- _Problem statement_
Each line below is to be written out in full, exactly as shown.

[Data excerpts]
----

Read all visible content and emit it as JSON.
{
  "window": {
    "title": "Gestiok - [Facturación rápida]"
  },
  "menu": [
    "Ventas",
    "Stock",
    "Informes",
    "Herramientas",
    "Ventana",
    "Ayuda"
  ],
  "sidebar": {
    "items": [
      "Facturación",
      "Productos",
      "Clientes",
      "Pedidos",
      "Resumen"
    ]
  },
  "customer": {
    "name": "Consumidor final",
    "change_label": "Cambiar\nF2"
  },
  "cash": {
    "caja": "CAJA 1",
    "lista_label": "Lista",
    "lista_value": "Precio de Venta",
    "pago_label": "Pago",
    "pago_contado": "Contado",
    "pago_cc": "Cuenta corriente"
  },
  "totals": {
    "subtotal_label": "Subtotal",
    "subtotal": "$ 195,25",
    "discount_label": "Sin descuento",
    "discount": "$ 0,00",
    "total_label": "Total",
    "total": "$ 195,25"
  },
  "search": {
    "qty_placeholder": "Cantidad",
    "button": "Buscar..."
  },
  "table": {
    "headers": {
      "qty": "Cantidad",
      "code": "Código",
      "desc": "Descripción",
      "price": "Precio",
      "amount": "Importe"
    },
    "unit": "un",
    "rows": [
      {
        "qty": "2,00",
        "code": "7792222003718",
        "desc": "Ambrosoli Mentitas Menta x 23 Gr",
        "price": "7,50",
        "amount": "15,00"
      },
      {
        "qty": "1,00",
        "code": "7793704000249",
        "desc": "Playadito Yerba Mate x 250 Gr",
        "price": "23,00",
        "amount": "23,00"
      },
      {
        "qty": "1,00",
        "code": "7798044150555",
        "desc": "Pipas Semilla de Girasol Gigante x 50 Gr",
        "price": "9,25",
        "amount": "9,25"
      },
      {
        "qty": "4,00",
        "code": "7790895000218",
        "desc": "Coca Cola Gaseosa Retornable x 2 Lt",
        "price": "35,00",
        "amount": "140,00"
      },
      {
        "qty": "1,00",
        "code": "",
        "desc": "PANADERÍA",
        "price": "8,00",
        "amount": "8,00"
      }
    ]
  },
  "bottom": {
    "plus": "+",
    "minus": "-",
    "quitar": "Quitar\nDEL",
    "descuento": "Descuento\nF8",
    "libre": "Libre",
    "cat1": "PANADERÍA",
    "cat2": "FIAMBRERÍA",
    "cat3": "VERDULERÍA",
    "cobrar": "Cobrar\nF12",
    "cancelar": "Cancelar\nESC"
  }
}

----

- _Exercise answer_
Read all visible content and emit it as JSON.
{
  "window": {
    "title": "Gestiok - [Facturación rápida]"
  },
  "menu": [
    "Ventas",
    "Stock",
    "Informes",
    "Herramientas",
    "Ventana",
    "Ayuda"
  ],
  "sidebar": {
    "items": [
      "Facturación",
      "Productos",
      "Clientes",
      "Pedidos",
      "Resumen"
    ]
  },
  "customer": {
    "name": "Consumidor final",
    "change_label": "Cambiar\nF2"
  },
  "cash": {
    "caja": "CAJA 1",
    "lista_label": "Lista",
    "lista_value": "Precio de Venta",
    "pago_label": "Pago",
    "pago_contado": "Contado",
    "pago_cc": "Cuenta corriente"
  },
  "totals": {
    "subtotal_label": "Subtotal",
    "subtotal": "$ 195,25",
    "discount_label": "Sin descuento",
    "discount": "$ 0,00",
    "total_label": "Total",
    "total": "$ 195,25"
  },
  "search": {
    "qty_placeholder": "Cantidad",
    "button": "Buscar..."
  },
  "table": {
    "headers": {
      "qty": "Cantidad",
      "code": "Código",
      "desc": "Descripción",
      "price": "Precio",
      "amount": "Importe"
    },
    "unit": "un",
    "rows": [
      {
        "qty": "2,00",
        "code": "7792222003718",
        "desc": "Ambrosoli Mentitas Menta x 23 Gr",
        "price": "7,50",
        "amount": "15,00"
      },
      {
        "qty": "1,00",
        "code": "7793704000249",
        "desc": "Playadito Yerba Mate x 250 Gr",
        "price": "23,00",
        "amount": "23,00"
      },
      {
        "qty": "1,00",
        "code": "7798044150555",
        "desc": "Pipas Semilla de Girasol Gigante x 50 Gr",
        "price": "9,25",
        "amount": "9,25"
      },
      {
        "qty": "4,00",
        "code": "7790895000218",
        "desc": "Coca Cola Gaseosa Retornable x 2 Lt",
        "price": "35,00",
        "amount": "140,00"
      },
      {
        "qty": "1,00",
        "code": "",
        "desc": "PANADERÍA",
        "price": "8,00",
        "amount": "8,00"
      }
    ]
  },
  "bottom": {
    "plus": "+",
    "minus": "-",
    "quitar": "Quitar\nDEL",
    "descuento": "Descuento\nF8",
    "libre": "Libre",
    "cat1": "PANADERÍA",
    "cat2": "FIAMBRERÍA",
    "cat3": "VERDULERÍA",
    "cobrar": "Cobrar\nF12",
    "cancelar": "Cancelar\nESC"
  }
}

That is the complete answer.